Set task: Extract all lines that hold the string "grid".
════
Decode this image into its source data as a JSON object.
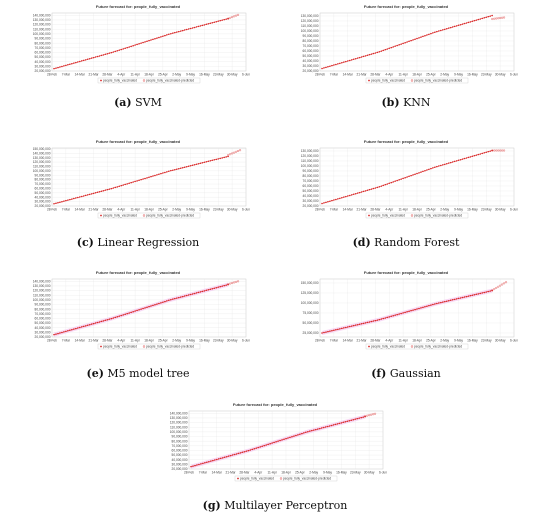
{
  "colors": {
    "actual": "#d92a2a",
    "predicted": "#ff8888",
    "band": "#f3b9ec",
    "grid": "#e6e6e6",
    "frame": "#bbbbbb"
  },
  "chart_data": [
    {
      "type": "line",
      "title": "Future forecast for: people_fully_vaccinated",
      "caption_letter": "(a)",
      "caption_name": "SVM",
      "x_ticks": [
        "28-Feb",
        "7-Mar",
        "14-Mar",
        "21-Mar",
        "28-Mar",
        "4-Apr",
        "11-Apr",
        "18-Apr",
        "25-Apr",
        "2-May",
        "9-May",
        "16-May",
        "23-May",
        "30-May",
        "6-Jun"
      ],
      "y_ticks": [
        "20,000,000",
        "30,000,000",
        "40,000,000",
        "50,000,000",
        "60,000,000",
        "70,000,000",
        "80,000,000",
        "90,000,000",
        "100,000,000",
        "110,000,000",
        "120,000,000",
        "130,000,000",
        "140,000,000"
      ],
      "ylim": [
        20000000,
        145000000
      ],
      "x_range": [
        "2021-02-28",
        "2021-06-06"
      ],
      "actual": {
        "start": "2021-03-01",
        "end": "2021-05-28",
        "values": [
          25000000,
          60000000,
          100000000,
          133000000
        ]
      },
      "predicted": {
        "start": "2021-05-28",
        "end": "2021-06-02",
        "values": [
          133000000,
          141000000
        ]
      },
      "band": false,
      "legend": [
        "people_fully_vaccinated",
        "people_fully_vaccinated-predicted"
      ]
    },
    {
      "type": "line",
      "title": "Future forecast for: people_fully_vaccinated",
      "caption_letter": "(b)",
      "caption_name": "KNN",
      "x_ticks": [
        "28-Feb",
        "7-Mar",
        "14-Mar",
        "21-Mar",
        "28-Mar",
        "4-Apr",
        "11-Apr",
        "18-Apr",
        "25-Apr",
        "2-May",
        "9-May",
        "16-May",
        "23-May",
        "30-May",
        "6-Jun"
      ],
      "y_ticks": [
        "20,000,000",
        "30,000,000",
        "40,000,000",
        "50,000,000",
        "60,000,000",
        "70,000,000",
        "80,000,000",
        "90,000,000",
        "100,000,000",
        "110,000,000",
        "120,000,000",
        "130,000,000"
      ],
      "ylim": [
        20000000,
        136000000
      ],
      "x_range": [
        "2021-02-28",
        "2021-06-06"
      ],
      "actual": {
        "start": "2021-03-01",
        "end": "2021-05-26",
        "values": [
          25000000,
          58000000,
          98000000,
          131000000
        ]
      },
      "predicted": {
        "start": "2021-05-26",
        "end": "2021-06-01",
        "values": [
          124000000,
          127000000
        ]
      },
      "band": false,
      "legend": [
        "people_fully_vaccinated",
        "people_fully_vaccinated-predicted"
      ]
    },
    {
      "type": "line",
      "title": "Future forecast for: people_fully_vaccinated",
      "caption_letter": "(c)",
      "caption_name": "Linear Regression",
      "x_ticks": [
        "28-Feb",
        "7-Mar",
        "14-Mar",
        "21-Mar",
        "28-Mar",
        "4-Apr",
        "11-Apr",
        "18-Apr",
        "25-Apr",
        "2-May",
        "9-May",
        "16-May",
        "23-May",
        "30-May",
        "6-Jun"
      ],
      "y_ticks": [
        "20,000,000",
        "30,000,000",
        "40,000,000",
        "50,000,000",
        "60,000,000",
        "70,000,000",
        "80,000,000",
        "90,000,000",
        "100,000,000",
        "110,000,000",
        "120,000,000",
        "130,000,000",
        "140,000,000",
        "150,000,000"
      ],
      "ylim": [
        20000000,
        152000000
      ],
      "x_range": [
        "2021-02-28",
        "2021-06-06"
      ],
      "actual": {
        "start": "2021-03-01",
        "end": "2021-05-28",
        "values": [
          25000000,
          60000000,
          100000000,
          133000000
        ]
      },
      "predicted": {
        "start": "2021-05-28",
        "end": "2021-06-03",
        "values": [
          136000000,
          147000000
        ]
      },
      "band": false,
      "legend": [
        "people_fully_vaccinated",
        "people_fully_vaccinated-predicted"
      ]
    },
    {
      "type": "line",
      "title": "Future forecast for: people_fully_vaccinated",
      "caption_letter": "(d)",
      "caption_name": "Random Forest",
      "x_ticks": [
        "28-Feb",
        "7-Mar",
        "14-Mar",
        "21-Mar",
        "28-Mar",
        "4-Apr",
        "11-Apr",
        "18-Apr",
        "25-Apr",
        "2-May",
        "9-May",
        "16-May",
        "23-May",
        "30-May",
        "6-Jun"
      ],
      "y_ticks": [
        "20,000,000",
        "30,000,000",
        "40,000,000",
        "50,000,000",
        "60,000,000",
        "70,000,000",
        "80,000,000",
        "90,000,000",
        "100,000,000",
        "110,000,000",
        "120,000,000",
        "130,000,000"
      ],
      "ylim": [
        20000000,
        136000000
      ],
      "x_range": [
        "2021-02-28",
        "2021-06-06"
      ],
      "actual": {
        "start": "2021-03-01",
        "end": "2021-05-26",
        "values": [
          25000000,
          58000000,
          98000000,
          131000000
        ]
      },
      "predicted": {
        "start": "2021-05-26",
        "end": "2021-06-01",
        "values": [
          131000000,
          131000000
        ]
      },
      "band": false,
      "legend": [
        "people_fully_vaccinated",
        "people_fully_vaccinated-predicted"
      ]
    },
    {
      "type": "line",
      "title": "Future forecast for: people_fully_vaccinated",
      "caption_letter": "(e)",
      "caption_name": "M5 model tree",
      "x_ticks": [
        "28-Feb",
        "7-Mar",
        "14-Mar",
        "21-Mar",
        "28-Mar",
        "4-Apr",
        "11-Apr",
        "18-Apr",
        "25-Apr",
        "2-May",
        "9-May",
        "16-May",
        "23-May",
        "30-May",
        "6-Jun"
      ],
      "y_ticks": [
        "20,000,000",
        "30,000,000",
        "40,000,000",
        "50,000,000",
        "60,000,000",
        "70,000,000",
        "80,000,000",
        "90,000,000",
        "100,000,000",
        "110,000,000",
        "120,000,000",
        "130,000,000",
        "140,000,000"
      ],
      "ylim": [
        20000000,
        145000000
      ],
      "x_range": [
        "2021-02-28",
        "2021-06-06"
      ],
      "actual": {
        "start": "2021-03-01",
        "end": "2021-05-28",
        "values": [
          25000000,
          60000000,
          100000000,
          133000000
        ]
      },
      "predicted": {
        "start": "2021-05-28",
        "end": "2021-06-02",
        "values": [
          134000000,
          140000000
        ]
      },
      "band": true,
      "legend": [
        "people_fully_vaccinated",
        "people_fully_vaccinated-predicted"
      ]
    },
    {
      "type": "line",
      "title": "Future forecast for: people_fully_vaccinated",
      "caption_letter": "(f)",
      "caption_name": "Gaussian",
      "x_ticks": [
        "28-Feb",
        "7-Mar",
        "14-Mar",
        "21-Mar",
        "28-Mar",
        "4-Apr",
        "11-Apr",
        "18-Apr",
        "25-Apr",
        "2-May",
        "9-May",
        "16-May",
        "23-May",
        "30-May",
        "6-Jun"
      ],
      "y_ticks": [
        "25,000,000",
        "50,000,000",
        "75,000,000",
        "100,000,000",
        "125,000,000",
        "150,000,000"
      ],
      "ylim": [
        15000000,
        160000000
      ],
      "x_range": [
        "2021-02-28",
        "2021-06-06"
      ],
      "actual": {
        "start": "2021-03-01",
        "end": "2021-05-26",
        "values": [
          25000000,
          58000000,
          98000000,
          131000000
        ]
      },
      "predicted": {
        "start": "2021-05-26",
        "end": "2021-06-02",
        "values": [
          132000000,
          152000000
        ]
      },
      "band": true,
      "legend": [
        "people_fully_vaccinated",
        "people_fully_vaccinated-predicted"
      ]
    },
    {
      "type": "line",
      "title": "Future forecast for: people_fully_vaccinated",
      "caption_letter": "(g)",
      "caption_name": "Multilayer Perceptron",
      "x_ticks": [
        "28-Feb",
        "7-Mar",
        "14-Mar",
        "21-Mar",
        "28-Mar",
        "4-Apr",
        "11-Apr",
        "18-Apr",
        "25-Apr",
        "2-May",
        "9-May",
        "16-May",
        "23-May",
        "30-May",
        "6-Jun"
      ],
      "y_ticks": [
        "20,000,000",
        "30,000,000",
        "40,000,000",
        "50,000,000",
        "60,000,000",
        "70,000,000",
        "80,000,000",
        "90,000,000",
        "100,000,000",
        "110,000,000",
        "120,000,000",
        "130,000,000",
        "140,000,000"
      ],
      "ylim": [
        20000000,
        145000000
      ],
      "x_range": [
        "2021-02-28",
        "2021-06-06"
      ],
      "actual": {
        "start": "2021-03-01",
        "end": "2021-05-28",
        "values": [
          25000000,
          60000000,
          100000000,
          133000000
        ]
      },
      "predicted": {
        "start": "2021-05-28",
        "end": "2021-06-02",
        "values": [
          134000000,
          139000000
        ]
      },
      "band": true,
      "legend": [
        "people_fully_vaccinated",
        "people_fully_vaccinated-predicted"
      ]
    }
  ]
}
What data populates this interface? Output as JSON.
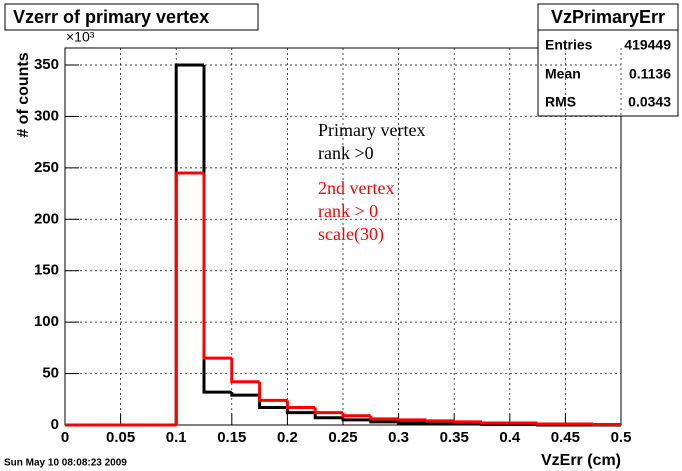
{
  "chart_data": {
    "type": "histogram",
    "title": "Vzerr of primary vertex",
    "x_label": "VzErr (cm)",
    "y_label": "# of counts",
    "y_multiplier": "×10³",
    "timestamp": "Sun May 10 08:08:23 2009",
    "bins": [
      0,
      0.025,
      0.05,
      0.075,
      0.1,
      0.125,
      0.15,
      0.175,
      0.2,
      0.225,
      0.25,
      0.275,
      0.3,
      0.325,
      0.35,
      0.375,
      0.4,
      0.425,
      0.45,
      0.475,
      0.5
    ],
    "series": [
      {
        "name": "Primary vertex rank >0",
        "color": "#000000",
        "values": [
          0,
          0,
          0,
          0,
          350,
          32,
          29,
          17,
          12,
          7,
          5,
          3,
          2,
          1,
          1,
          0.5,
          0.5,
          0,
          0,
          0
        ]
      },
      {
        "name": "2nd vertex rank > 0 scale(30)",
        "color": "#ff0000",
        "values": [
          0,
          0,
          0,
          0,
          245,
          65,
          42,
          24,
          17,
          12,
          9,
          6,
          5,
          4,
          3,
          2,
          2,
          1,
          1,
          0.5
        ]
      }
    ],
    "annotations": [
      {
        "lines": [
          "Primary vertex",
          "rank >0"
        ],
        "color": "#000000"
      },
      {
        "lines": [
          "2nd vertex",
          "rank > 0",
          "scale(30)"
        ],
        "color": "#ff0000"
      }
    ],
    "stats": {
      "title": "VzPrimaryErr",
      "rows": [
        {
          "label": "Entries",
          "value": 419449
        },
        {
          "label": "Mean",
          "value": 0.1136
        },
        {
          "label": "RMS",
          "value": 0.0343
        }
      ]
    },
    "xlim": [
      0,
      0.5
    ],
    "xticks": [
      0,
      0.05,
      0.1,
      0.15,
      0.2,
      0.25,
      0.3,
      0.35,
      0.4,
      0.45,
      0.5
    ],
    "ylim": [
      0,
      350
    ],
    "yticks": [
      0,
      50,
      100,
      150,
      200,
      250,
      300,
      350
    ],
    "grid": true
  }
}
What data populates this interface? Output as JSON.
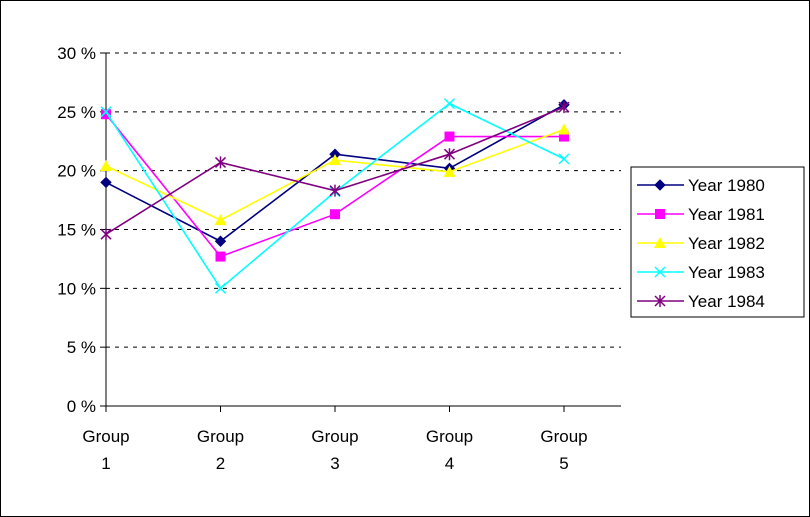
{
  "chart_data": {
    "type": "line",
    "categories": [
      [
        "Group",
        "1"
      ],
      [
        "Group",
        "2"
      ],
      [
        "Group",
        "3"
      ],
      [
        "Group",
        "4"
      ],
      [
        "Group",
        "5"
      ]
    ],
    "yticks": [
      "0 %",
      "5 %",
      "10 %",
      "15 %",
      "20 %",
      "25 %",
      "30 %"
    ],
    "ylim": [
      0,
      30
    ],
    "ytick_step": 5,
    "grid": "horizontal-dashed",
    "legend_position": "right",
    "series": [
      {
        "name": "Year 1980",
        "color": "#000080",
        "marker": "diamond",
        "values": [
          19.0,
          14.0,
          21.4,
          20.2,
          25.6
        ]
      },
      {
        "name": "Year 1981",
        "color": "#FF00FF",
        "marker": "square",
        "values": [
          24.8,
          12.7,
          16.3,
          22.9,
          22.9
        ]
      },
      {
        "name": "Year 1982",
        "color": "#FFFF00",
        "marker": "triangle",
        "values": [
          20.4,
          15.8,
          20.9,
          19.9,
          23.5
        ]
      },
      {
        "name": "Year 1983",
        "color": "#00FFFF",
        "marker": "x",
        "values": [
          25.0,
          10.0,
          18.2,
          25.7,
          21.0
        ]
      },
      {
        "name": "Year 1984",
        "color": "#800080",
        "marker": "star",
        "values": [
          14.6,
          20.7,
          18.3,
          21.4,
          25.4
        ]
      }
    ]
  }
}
════
Response:
    "grid": "#e6e6e6",
    "grid": true
    "grid": "horizontal-dashed",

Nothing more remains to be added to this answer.